— start —
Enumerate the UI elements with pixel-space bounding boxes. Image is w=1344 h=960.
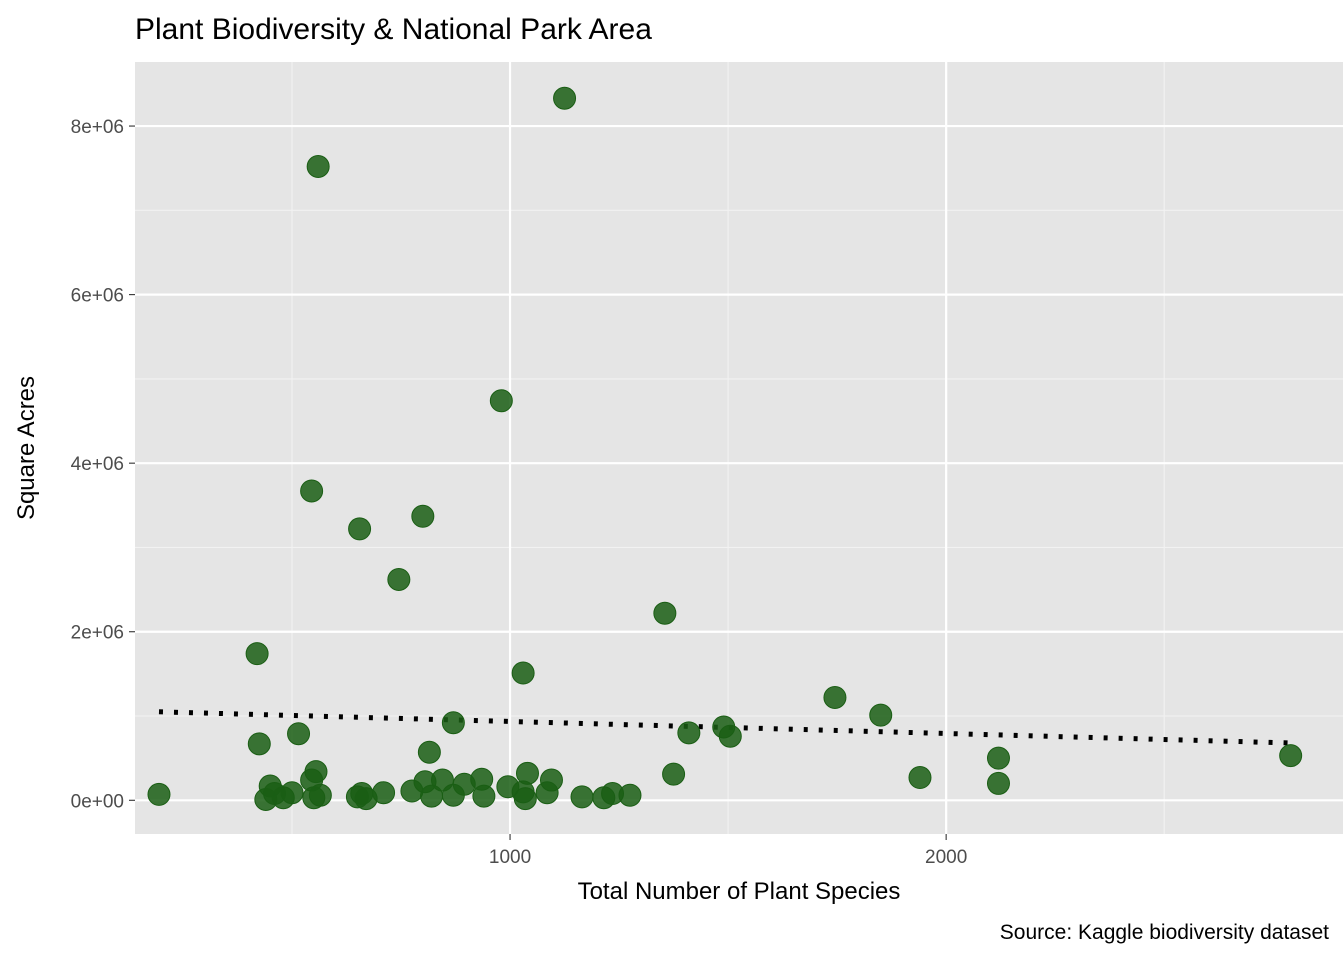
scatter-point bbox=[300, 479, 324, 503]
x-axis-title: Total Number of Plant Species bbox=[578, 878, 901, 905]
scatter-point bbox=[287, 722, 311, 746]
scatter-point bbox=[441, 711, 465, 735]
x-axis: 1000 2000 bbox=[489, 834, 967, 868]
chart-title: Plant Biodiversity & National Park Area bbox=[135, 13, 652, 46]
y-axis: 0e+00 2e+06 4e+06 6e+06 8e+06 bbox=[71, 117, 135, 812]
scatter-point bbox=[1279, 744, 1303, 768]
scatter-point bbox=[372, 781, 396, 805]
scatter-point bbox=[411, 504, 435, 528]
scatter-point bbox=[417, 740, 441, 764]
scatter-point bbox=[489, 389, 513, 413]
scatter-point bbox=[472, 784, 496, 808]
scatter-point bbox=[869, 703, 893, 727]
scatter-point bbox=[677, 721, 701, 745]
scatter-point bbox=[823, 685, 847, 709]
scatter-point bbox=[387, 567, 411, 591]
scatter-point bbox=[986, 771, 1010, 795]
y-axis-title: Square Acres bbox=[13, 376, 40, 520]
scatter-point bbox=[653, 601, 677, 625]
scatter-point bbox=[302, 786, 326, 810]
scatter-point bbox=[271, 786, 295, 810]
scatter-point bbox=[306, 155, 330, 179]
y-tick-label: 2e+06 bbox=[71, 623, 124, 644]
y-tick-label: 6e+06 bbox=[71, 286, 124, 307]
scatter-point bbox=[570, 785, 594, 809]
scatter-point bbox=[539, 768, 563, 792]
scatter-point bbox=[348, 517, 372, 541]
scatter-point bbox=[986, 746, 1010, 770]
y-tick-label: 4e+06 bbox=[71, 454, 124, 475]
scatter-point bbox=[247, 732, 271, 756]
minor-gridlines bbox=[135, 62, 1343, 834]
scatter-point bbox=[718, 724, 742, 748]
major-gridlines bbox=[135, 62, 1343, 834]
scatter-point bbox=[618, 783, 642, 807]
x-tick-label: 1000 bbox=[489, 847, 531, 868]
scatter-point bbox=[147, 782, 171, 806]
scatter-point bbox=[908, 766, 932, 790]
x-tick-label: 2000 bbox=[925, 847, 967, 868]
scatter-point bbox=[511, 661, 535, 685]
plot-panel bbox=[135, 62, 1343, 834]
y-tick-label: 8e+06 bbox=[71, 117, 124, 138]
scatter-point bbox=[553, 86, 577, 110]
scatter-point bbox=[662, 762, 686, 786]
scatter-point bbox=[245, 642, 269, 666]
scatter-point bbox=[513, 787, 537, 811]
data-points bbox=[147, 86, 1303, 811]
source-caption: Source: Kaggle biodiversity dataset bbox=[1000, 921, 1329, 944]
scatter-point bbox=[515, 761, 539, 785]
y-tick-label: 0e+00 bbox=[71, 791, 124, 812]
— end —
## TASK OBJECTIVE
Give back, character for character, the lines above from the one with "scatter-point bbox=[300, 479, 324, 503]" to the one with "chart-title: Plant Biodiversity", including both of those lines.

## WRITTEN RESPONSE
scatter-point bbox=[300, 479, 324, 503]
x-axis-title: Total Number of Plant Species bbox=[578, 878, 901, 905]
scatter-point bbox=[287, 722, 311, 746]
scatter-point bbox=[441, 711, 465, 735]
x-axis: 1000 2000 bbox=[489, 834, 967, 868]
chart-title: Plant Biodiversity & National Park Area bbox=[135, 13, 652, 46]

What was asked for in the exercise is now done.